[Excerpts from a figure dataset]
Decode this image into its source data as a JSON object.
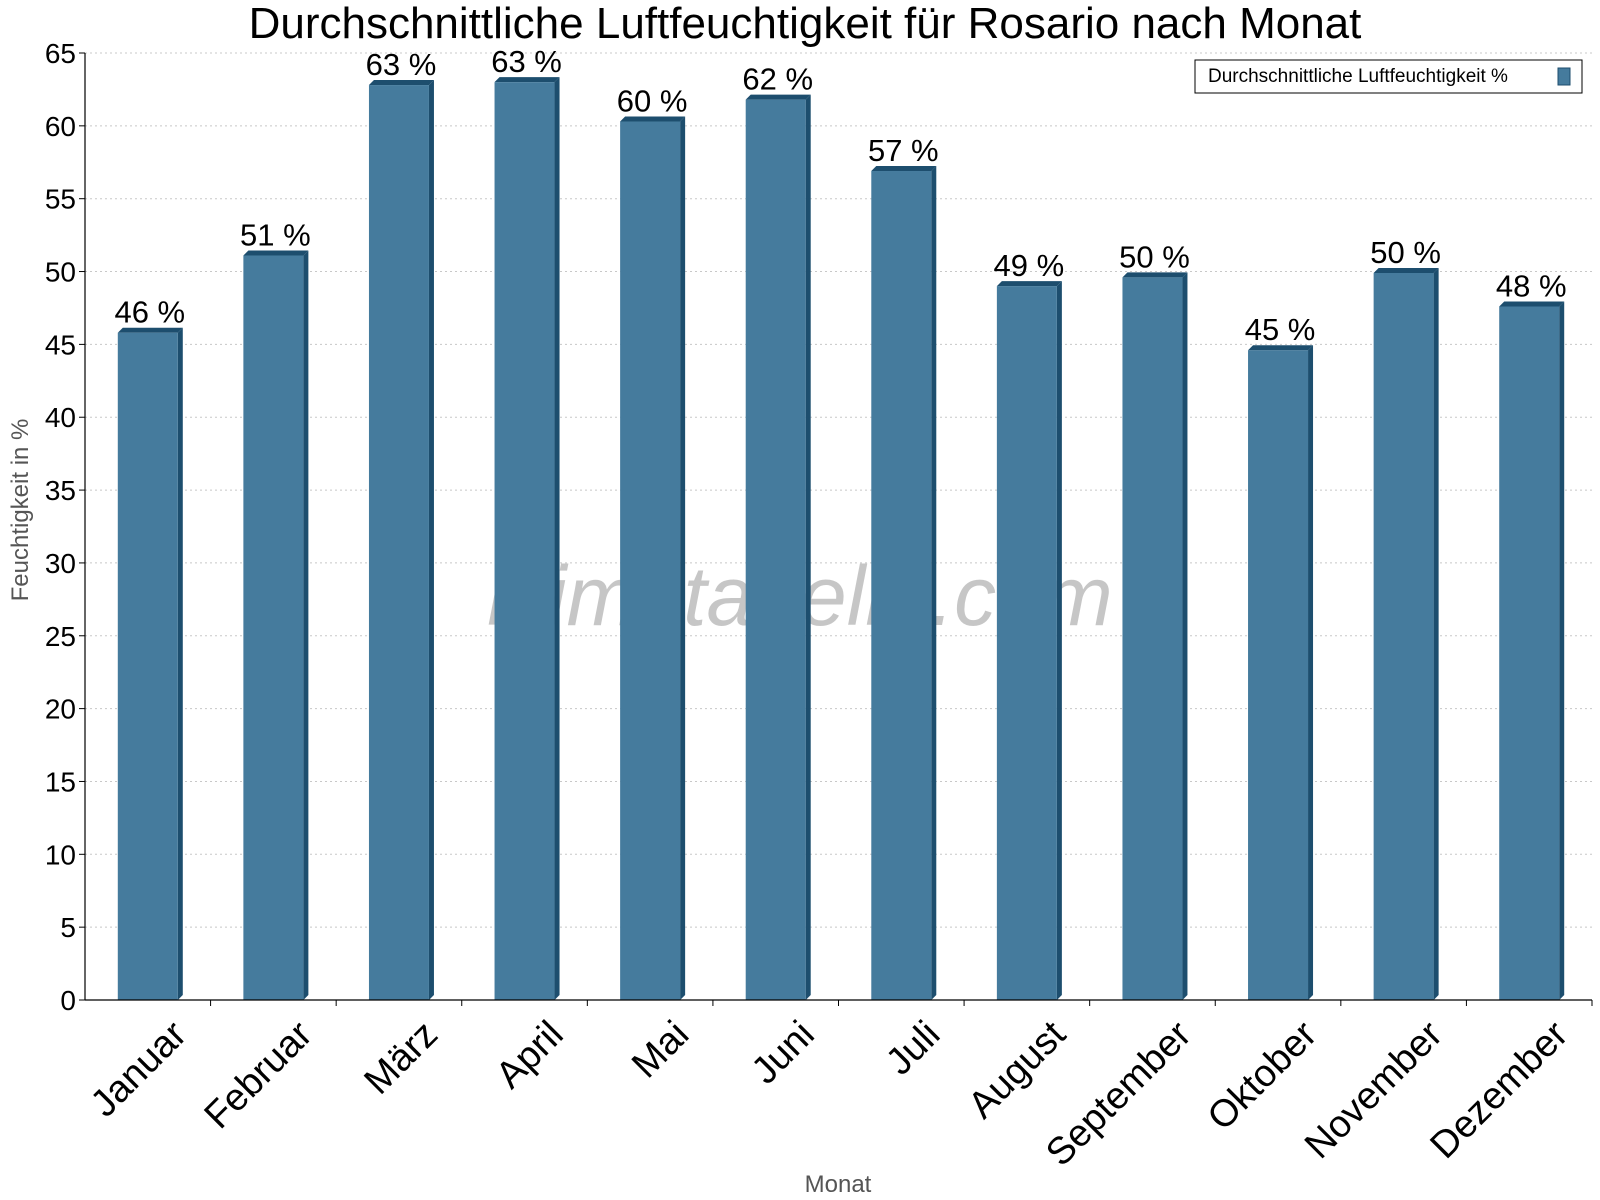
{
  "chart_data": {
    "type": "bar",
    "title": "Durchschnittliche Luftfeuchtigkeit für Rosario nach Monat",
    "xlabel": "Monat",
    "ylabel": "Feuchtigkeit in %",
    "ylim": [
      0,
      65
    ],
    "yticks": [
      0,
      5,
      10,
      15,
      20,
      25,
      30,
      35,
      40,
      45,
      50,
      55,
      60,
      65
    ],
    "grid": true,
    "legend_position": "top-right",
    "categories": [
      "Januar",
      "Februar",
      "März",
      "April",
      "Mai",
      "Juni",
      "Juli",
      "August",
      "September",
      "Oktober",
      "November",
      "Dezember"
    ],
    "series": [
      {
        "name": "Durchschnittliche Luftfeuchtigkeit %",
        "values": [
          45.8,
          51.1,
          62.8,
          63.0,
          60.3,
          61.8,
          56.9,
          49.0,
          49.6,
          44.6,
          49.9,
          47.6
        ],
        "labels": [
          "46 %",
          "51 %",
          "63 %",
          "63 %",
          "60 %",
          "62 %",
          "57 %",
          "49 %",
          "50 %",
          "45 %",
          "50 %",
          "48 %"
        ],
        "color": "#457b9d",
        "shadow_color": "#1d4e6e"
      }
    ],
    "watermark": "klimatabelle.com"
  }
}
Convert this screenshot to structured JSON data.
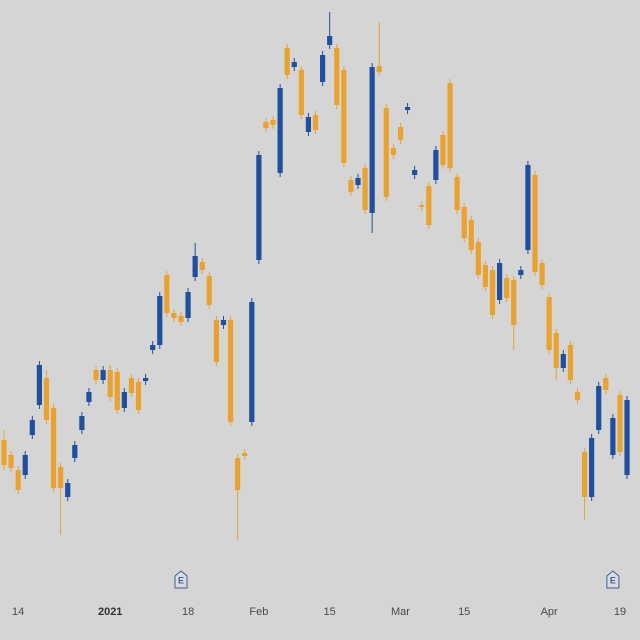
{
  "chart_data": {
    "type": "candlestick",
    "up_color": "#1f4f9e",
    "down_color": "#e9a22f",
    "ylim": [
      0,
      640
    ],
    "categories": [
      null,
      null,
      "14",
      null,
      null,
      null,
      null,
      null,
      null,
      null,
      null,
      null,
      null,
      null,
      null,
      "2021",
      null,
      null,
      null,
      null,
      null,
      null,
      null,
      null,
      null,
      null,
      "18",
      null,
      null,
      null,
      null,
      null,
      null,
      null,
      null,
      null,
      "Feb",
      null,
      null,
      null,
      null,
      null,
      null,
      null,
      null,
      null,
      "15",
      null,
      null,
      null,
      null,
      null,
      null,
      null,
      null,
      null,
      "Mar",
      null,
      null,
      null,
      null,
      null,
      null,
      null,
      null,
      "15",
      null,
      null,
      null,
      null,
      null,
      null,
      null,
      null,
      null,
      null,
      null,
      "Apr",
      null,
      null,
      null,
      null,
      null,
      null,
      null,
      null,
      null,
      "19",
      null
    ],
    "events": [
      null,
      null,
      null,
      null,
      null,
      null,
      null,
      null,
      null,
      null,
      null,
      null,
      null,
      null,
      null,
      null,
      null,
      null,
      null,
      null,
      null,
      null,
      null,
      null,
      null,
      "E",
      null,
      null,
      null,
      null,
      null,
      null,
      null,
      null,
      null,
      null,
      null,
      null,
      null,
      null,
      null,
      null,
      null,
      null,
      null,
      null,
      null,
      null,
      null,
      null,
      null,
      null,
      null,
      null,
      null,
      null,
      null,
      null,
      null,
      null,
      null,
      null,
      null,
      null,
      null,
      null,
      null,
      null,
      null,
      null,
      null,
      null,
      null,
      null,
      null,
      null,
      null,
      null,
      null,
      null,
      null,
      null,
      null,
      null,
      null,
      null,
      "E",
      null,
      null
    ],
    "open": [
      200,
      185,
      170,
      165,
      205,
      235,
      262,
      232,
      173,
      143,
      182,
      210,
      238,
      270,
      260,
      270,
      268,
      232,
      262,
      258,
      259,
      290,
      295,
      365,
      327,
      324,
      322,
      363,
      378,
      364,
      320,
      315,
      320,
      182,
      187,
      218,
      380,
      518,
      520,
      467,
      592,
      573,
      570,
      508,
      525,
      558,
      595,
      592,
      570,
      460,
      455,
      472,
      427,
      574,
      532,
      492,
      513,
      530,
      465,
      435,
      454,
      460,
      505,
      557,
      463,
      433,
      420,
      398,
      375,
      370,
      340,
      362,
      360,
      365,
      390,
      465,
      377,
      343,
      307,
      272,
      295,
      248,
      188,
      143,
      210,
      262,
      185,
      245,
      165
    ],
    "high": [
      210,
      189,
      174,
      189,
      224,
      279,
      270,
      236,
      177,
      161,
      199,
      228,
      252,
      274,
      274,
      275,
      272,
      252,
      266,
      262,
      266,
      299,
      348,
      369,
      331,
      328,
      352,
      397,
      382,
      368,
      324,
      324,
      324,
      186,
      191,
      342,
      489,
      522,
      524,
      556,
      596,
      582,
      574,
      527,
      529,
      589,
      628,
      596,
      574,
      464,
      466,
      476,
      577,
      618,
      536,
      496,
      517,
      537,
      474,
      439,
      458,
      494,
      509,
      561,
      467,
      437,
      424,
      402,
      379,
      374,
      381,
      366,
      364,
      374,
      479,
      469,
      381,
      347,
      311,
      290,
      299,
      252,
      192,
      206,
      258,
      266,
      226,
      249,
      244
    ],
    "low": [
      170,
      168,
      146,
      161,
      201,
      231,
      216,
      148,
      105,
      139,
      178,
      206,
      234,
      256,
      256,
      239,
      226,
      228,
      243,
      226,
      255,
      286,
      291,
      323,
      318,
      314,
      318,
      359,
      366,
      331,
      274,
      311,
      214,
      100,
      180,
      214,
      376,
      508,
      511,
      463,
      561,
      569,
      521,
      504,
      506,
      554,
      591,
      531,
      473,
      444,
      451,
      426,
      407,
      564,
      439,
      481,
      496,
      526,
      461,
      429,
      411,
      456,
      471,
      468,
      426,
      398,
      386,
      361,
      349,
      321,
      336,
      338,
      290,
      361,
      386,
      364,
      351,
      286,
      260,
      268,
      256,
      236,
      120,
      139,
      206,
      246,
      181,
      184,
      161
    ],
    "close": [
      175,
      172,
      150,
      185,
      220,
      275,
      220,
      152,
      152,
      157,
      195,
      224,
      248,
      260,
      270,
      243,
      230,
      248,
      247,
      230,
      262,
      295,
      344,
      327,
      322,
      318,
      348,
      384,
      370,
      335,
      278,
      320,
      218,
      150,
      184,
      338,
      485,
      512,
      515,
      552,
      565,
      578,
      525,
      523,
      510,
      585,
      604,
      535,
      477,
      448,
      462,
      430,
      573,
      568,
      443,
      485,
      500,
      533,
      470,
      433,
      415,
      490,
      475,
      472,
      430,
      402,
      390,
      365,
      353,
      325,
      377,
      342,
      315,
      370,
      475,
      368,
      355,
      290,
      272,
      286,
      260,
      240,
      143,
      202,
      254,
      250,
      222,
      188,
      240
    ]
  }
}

--

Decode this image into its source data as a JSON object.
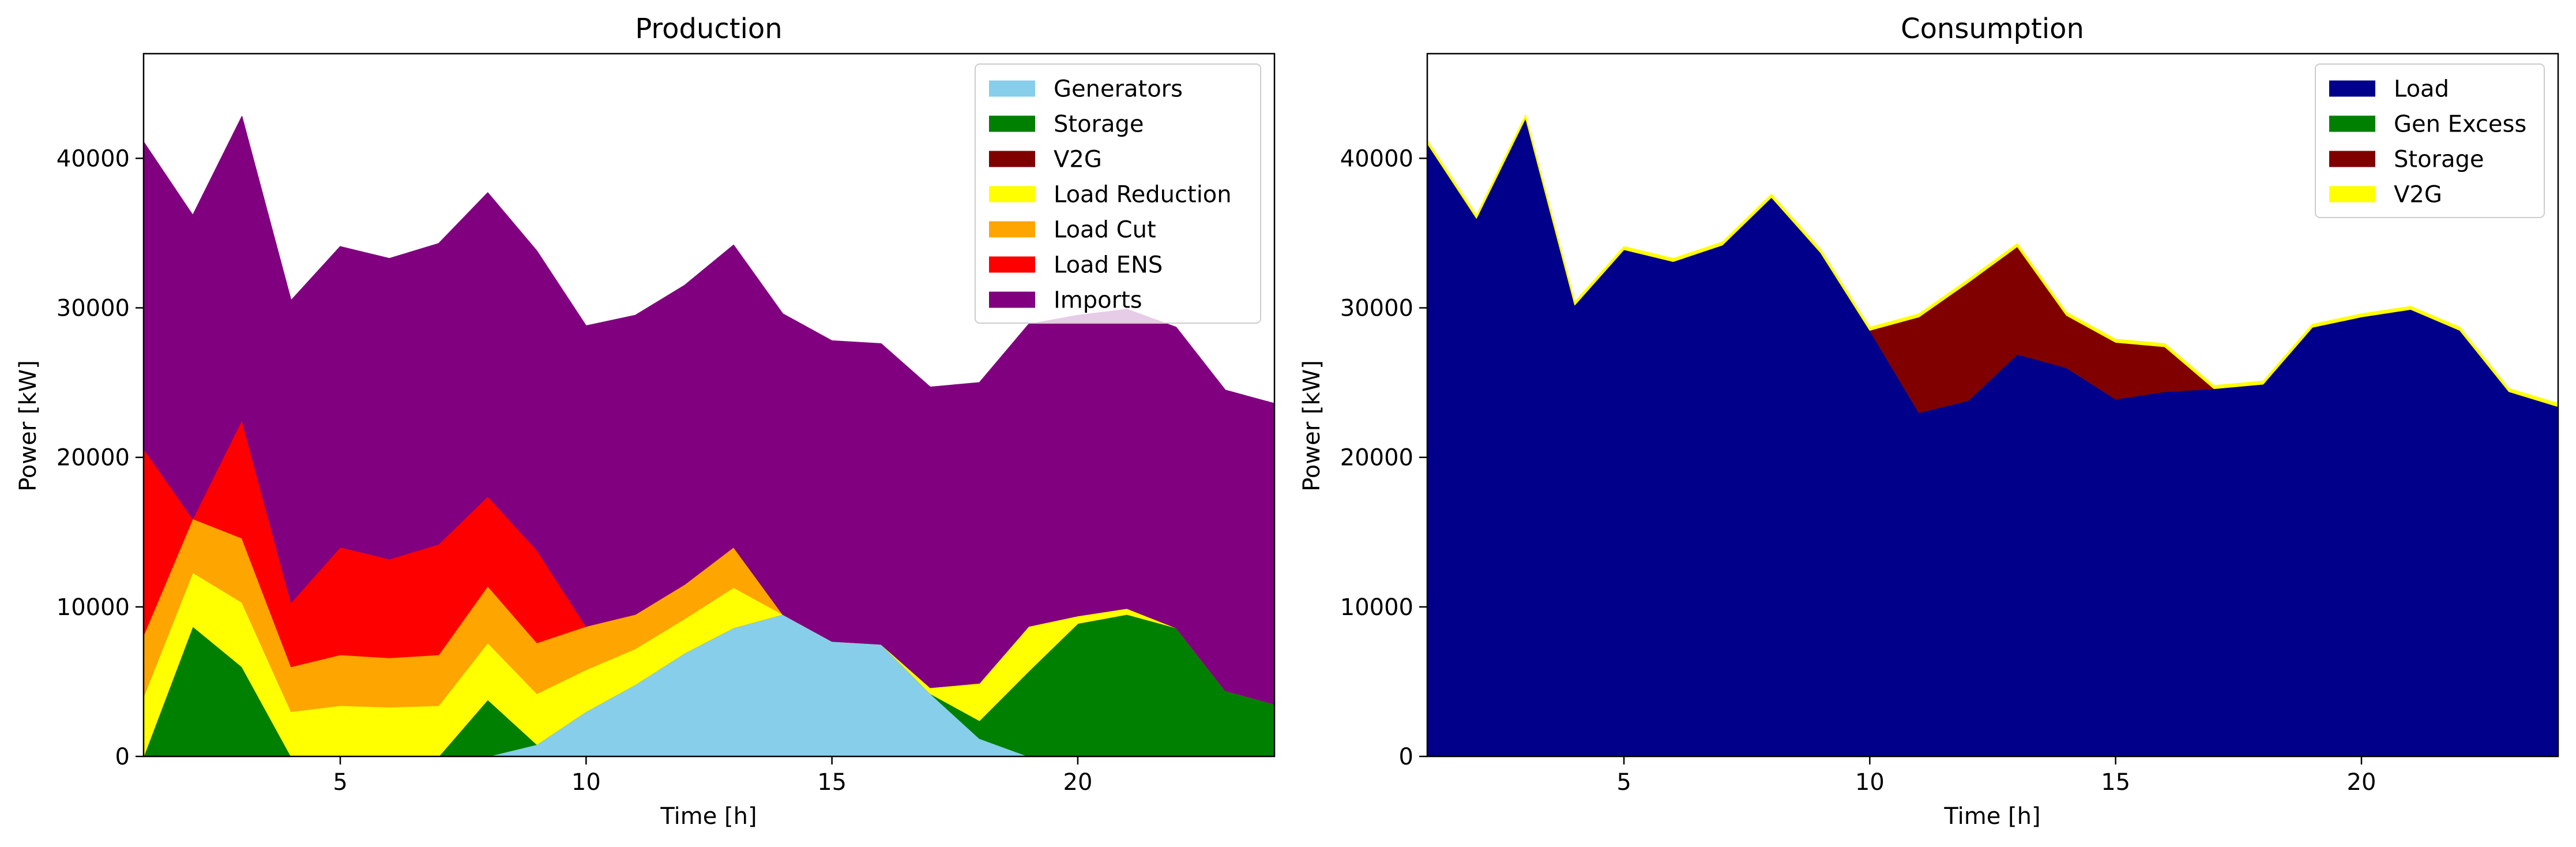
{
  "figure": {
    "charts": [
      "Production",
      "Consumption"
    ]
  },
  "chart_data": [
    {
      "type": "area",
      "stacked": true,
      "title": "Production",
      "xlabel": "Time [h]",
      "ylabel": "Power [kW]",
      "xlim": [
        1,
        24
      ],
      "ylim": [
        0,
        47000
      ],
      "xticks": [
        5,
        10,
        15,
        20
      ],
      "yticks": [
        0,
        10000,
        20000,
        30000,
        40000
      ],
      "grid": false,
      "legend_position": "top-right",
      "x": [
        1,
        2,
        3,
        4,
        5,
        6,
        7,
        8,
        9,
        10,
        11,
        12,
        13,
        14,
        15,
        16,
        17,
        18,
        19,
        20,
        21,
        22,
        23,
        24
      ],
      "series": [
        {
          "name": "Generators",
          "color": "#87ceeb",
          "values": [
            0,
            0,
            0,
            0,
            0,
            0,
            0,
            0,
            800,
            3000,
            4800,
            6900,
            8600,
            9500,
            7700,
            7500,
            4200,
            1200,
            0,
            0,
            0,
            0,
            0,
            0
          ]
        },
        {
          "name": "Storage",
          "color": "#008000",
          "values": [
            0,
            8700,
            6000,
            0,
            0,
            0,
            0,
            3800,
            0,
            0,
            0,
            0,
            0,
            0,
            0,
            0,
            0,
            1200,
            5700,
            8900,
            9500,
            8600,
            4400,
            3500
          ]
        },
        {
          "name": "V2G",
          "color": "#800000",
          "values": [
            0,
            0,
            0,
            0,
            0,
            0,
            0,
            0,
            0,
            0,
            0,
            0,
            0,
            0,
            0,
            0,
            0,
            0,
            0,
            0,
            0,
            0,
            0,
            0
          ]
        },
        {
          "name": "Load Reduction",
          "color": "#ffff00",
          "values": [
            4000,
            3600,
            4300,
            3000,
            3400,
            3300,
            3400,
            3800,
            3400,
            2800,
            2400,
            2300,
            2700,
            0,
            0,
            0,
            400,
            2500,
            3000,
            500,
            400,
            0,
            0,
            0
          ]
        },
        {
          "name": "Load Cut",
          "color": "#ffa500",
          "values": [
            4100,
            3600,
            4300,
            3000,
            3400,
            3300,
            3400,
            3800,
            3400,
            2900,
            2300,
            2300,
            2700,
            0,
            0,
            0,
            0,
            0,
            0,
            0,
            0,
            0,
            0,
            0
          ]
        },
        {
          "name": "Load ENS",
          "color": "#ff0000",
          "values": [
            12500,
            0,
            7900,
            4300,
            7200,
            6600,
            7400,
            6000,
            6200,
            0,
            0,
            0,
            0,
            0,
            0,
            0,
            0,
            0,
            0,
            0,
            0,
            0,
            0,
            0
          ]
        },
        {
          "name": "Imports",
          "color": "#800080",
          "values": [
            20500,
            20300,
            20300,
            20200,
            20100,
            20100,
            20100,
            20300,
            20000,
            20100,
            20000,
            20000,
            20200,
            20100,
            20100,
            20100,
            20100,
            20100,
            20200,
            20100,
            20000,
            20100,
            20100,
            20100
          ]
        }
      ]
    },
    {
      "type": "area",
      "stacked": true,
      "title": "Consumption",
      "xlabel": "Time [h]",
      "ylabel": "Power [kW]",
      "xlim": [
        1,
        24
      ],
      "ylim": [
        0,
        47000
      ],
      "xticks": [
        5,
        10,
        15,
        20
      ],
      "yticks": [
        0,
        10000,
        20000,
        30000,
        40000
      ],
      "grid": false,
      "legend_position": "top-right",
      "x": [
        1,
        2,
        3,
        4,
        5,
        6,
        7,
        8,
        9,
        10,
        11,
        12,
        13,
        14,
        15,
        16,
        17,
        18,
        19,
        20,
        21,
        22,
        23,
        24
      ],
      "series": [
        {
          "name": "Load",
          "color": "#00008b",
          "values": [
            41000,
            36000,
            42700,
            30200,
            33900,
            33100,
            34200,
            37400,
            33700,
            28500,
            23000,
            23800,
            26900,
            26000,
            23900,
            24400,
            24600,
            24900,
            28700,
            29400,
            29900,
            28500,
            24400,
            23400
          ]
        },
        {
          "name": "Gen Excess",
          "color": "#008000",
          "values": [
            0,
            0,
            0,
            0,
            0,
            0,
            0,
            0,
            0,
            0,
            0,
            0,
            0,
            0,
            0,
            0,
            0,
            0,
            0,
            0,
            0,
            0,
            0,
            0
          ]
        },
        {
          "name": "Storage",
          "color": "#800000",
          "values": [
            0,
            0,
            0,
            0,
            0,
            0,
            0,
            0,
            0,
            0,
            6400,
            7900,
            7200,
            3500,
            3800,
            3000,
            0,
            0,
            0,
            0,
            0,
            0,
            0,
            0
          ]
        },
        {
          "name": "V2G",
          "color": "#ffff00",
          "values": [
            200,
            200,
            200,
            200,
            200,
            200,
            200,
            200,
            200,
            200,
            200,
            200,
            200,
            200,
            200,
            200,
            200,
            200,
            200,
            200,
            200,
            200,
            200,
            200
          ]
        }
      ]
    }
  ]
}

* * *

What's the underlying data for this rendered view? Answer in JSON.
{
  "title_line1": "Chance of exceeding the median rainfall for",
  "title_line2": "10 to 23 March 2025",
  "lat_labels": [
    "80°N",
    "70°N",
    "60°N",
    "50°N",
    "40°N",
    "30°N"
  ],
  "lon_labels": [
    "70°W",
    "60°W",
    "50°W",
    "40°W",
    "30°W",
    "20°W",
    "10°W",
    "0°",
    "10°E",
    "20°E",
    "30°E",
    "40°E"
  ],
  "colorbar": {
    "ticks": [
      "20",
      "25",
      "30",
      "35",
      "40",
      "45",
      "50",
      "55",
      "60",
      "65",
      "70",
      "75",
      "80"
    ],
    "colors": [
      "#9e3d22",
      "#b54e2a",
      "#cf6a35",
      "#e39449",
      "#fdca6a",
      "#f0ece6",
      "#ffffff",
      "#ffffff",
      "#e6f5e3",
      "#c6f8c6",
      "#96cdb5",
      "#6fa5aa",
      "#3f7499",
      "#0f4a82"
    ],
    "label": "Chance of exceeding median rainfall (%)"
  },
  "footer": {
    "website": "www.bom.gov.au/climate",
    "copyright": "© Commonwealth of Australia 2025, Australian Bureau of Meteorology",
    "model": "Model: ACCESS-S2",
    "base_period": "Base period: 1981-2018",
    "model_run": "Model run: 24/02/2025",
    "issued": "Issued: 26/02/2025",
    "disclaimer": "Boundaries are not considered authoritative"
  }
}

> _STATED GOAL_
What is the number of lines in the data above that include the word "median"? Answer with that number only.

> _REPLY_
2